(Entries with figure data)
--------------------------------------------------

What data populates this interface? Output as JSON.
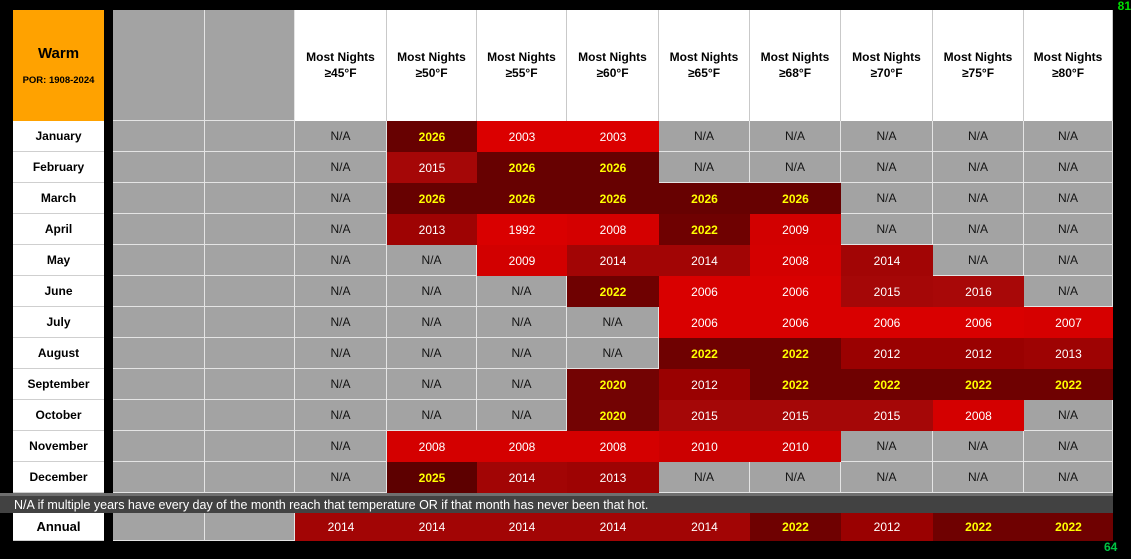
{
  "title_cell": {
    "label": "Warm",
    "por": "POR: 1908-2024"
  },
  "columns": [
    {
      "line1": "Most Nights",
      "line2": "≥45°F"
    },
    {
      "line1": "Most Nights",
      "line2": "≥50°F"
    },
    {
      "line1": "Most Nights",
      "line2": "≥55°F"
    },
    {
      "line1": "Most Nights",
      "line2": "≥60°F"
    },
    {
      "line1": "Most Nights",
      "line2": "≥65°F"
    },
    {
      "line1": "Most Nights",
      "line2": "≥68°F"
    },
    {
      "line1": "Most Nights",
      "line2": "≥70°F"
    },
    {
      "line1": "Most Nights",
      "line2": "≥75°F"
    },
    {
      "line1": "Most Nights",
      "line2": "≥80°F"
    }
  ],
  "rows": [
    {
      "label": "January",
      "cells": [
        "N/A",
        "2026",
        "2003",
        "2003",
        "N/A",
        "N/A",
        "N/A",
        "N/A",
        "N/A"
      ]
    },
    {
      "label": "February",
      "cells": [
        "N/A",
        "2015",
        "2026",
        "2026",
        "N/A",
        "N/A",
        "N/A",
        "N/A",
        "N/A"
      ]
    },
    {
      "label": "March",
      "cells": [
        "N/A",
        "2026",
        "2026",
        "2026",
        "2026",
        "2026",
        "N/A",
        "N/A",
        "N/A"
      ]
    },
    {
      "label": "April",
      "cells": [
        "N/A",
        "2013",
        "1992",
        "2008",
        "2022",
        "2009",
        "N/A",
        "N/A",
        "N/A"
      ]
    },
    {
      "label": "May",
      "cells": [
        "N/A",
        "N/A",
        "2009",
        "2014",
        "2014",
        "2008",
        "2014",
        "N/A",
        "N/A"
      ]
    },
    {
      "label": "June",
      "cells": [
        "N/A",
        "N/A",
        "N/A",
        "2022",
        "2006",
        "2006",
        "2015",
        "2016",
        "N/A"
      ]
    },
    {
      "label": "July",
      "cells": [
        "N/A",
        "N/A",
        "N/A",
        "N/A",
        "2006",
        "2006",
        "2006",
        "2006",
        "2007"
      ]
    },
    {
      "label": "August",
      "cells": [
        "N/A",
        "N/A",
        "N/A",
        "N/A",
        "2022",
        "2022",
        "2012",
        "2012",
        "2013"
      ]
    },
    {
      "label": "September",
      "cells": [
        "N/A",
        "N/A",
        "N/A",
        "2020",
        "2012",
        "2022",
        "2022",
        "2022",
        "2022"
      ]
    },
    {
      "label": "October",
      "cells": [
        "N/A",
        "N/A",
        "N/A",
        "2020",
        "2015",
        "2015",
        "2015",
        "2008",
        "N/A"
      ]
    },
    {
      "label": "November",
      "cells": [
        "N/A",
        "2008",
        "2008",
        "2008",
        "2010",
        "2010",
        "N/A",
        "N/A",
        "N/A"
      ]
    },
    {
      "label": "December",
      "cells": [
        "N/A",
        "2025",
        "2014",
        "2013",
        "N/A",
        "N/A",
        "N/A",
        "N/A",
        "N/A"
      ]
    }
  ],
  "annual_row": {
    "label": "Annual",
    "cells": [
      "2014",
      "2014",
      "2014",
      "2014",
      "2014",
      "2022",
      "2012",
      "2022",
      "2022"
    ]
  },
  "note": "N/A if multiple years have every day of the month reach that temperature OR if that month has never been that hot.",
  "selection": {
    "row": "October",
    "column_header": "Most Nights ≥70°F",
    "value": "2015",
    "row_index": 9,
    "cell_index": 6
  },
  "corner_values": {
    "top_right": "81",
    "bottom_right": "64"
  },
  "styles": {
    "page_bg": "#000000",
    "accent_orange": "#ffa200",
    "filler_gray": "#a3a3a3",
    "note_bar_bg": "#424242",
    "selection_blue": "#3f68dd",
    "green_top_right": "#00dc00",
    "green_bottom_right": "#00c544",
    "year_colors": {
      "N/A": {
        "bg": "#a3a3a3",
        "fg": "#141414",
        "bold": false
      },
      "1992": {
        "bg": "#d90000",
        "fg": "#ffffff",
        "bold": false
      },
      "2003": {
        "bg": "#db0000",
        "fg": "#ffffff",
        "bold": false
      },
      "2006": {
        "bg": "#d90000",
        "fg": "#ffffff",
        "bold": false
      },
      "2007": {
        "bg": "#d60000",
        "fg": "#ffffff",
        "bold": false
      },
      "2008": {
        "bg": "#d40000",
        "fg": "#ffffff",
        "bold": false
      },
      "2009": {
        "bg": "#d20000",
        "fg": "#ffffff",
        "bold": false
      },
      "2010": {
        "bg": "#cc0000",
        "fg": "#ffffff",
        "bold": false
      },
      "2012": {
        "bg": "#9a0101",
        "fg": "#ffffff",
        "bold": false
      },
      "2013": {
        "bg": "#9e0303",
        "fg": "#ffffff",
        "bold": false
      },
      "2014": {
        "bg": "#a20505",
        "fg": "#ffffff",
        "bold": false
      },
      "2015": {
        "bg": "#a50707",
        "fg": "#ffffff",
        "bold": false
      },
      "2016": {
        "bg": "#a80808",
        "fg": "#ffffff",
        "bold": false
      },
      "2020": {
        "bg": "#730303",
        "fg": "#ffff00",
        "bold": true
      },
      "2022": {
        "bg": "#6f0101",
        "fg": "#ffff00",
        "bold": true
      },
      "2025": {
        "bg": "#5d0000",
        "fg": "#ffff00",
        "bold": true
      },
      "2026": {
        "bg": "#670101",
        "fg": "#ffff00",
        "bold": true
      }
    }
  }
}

--------------------------------------------------

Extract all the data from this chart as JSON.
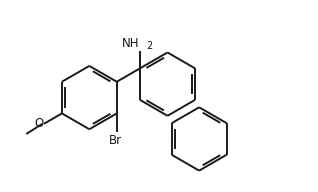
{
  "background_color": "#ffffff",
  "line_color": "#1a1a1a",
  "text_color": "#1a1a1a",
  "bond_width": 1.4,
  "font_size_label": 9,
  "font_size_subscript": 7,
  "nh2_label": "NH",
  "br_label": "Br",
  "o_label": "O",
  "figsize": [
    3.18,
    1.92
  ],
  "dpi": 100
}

--------------------------------------------------

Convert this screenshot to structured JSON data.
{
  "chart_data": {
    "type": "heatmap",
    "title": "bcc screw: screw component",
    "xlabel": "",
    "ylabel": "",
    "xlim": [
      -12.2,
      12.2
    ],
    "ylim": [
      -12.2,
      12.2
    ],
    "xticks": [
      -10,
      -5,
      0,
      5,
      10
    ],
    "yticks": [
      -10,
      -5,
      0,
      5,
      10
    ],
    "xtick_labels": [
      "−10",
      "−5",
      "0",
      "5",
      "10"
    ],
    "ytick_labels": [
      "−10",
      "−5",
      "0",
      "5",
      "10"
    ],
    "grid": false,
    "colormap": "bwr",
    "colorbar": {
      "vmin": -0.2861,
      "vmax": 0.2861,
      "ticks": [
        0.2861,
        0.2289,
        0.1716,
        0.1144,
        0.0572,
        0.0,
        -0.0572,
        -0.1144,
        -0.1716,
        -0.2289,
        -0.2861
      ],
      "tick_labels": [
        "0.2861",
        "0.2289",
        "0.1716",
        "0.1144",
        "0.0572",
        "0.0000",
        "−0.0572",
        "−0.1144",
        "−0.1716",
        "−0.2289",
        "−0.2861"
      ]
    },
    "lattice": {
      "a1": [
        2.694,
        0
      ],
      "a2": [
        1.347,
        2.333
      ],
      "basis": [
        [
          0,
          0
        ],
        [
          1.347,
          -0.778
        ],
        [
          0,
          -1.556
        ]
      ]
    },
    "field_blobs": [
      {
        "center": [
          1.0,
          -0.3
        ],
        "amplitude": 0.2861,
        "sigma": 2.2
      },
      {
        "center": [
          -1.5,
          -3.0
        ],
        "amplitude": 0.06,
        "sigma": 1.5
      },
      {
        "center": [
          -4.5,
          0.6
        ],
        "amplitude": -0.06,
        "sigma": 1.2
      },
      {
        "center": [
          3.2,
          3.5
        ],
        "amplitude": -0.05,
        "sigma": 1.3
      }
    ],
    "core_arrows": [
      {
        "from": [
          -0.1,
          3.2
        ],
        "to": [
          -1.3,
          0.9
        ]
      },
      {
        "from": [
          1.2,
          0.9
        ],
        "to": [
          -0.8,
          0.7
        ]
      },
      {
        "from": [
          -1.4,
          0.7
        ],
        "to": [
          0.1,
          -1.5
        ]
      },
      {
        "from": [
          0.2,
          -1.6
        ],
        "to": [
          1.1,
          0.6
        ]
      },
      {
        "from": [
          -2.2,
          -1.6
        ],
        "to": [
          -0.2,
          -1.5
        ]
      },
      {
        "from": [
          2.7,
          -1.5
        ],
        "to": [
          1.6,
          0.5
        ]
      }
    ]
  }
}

--------------------------------------------------

Above are some records. Report the number of their lines that include "JSON", and add nothing else.

| FINAL RESULT |
3